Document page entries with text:

>>>

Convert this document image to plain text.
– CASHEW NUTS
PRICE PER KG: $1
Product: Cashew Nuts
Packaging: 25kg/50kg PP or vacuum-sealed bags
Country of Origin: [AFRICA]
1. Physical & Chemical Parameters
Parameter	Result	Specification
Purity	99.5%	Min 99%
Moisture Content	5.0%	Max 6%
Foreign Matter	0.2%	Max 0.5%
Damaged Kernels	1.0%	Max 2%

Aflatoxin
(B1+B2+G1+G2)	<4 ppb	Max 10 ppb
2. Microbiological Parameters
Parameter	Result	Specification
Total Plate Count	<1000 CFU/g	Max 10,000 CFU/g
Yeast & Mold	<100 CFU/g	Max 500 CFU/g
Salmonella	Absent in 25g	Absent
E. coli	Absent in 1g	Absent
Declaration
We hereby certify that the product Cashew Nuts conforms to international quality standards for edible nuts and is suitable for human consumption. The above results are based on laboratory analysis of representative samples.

<<<

Problem details ▸ Every record must be written out again without any change.

Reply ▸
Convert this document image to plain text.
– CASHEW NUTS
PRICE PER KG: $1
Product: Cashew Nuts
Packaging: 25kg/50kg PP or vacuum-sealed bags
Country of Origin: [AFRICA]
1. Physical & Chemical Parameters
Parameter	Result	Specification
Purity	99.5%	Min 99%
Moisture Content	5.0%	Max 6%
Foreign Matter	0.2%	Max 0.5%
Damaged Kernels	1.0%	Max 2%

Aflatoxin
(B1+B2+G1+G2)	<4 ppb	Max 10 ppb
2. Microbiological Parameters
Parameter	Result	Specification
Total Plate Count	<1000 CFU/g	Max 10,000 CFU/g
Yeast & Mold	<100 CFU/g	Max 500 CFU/g
Salmonella	Absent in 25g	Absent
E. coli	Absent in 1g	Absent
Declaration
We hereby certify that the product Cashew Nuts conforms to international quality standards for edible nuts and is suitable for human consumption. The above results are based on laboratory analysis of representative samples.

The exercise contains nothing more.